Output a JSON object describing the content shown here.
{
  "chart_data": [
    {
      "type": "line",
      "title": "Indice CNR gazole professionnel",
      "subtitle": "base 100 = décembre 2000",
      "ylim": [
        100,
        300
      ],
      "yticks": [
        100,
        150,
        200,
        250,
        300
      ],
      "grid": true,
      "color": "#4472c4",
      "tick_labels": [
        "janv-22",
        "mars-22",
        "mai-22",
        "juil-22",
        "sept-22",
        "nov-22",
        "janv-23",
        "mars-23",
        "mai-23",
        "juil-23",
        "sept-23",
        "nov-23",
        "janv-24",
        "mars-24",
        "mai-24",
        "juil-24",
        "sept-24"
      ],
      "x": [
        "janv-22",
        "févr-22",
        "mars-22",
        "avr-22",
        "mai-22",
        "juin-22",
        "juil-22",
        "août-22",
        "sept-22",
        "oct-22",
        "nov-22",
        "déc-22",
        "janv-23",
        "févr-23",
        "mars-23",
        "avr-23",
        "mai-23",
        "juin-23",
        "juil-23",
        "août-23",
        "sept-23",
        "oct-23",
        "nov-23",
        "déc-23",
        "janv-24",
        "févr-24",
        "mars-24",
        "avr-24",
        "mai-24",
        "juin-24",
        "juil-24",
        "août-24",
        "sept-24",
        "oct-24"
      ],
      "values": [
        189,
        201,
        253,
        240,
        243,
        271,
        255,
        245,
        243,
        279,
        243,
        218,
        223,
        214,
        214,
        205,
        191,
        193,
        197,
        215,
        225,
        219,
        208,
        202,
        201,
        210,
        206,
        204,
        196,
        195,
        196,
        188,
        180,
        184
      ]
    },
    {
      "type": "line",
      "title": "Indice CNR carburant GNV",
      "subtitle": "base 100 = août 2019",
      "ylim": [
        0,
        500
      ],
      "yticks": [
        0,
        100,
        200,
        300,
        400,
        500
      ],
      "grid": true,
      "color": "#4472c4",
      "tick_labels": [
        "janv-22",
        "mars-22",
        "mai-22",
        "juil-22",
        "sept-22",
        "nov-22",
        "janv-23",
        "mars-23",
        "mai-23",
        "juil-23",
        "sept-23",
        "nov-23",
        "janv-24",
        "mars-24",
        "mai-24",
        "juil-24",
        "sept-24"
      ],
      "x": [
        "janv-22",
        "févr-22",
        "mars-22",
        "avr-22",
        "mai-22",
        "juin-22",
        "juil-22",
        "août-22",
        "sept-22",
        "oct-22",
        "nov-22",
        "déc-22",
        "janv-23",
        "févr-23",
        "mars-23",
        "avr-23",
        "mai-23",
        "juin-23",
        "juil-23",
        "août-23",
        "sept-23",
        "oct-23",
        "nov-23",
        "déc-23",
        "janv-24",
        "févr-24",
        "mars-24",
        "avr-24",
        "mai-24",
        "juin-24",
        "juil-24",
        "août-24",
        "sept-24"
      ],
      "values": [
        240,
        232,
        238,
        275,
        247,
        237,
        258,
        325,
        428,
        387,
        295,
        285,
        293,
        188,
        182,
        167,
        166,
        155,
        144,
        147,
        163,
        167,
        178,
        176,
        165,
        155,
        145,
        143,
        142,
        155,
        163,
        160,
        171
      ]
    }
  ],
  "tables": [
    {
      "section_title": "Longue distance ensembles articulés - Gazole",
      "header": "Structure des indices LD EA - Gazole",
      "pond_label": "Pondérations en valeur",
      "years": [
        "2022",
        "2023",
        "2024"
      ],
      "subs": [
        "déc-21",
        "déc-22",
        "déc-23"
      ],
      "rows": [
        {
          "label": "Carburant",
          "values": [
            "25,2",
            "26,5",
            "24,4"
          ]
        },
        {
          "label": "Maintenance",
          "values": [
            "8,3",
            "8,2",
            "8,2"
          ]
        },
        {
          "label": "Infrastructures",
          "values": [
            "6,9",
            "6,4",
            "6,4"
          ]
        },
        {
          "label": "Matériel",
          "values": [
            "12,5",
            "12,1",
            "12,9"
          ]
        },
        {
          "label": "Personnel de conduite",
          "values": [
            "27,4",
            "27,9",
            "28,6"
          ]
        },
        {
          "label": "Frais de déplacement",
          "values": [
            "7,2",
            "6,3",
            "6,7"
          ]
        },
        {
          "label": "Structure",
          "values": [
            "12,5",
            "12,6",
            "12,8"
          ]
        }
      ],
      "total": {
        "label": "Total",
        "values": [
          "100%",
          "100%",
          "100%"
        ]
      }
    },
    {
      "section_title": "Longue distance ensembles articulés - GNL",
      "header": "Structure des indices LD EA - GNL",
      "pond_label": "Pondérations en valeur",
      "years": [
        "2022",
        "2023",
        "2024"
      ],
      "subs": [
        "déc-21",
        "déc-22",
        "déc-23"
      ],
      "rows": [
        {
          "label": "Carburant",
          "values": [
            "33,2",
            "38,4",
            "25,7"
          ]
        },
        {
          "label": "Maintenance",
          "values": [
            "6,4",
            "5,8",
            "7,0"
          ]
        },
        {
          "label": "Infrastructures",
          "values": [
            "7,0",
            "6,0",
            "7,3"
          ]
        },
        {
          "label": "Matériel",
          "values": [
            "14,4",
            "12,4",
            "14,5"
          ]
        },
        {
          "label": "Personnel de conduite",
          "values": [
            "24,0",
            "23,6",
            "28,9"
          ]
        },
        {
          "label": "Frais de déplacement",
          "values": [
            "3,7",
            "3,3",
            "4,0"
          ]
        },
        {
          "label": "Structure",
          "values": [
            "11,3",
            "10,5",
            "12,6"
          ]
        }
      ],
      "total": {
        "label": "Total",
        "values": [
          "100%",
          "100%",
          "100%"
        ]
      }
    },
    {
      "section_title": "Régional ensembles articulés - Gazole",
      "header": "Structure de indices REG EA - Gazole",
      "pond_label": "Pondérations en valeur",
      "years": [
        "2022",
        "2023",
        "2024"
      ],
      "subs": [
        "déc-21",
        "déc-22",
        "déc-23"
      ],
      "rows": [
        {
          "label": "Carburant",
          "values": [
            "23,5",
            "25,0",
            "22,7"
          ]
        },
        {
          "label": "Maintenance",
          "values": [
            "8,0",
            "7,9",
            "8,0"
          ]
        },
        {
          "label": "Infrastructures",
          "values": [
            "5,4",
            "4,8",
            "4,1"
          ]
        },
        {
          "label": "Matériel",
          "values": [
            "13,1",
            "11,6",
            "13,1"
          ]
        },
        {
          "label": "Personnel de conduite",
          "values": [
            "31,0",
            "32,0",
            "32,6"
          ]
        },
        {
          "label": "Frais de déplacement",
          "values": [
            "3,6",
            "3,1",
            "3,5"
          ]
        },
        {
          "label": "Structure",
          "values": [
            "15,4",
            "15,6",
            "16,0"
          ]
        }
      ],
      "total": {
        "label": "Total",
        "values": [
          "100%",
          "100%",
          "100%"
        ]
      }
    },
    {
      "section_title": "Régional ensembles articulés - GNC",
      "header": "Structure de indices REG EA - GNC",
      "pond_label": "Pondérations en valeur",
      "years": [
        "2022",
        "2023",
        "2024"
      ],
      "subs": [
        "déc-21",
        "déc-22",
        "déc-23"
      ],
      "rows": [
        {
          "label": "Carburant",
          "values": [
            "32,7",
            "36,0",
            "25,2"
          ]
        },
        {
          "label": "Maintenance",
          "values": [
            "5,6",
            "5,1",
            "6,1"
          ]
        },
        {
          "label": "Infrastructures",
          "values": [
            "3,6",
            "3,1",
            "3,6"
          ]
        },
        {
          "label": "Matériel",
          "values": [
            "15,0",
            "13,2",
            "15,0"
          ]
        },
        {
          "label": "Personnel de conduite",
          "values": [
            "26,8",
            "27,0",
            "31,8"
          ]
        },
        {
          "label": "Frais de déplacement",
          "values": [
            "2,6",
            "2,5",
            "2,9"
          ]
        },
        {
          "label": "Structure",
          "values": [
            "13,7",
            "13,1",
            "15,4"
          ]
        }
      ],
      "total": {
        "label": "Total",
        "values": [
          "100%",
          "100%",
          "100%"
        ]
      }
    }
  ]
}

──────────

- Exercise prompt -
In the material above, tally every line with the string "Longue" in it, then give that number alone.

- Finished answer -
2